• [Task] List each line of the data that holds the string "有机过氧化物", please.

• [Stored data]

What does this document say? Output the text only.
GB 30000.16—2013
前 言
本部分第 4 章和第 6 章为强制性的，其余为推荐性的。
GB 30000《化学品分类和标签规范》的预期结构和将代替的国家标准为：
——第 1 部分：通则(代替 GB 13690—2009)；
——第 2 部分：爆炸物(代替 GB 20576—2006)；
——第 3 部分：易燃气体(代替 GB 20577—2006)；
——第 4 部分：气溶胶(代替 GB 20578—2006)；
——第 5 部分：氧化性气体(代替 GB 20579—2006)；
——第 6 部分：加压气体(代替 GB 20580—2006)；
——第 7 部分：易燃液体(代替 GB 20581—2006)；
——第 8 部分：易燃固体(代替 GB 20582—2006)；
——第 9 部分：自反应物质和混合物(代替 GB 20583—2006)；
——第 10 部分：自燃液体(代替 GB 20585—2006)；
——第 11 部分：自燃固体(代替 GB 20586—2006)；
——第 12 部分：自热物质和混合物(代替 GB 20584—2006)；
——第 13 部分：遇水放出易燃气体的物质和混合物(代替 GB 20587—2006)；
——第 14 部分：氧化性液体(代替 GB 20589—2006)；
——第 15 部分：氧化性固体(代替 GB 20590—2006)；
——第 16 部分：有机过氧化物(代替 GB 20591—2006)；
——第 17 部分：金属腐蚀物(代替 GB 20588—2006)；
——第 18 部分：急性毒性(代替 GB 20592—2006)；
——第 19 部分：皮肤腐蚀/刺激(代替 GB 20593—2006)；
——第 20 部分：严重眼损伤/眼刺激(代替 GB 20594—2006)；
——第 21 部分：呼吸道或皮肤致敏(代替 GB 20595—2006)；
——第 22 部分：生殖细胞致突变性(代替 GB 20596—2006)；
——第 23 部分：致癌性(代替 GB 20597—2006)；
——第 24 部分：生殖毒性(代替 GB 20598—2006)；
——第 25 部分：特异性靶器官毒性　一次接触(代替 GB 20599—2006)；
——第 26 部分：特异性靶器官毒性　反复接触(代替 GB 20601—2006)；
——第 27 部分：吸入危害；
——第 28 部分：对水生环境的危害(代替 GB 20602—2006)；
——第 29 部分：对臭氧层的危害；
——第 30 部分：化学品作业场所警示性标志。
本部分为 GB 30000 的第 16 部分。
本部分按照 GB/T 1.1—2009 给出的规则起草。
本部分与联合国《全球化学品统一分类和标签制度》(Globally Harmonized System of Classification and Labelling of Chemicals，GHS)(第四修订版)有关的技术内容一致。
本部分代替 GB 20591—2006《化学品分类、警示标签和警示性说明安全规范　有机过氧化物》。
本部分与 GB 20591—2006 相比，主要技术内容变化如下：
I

• [Answer]
——第 16 部分：有机过氧化物(代替 GB 20591—2006)；
本部分代替 GB 20591—2006《化学品分类、警示标签和警示性说明安全规范　有机过氧化物》。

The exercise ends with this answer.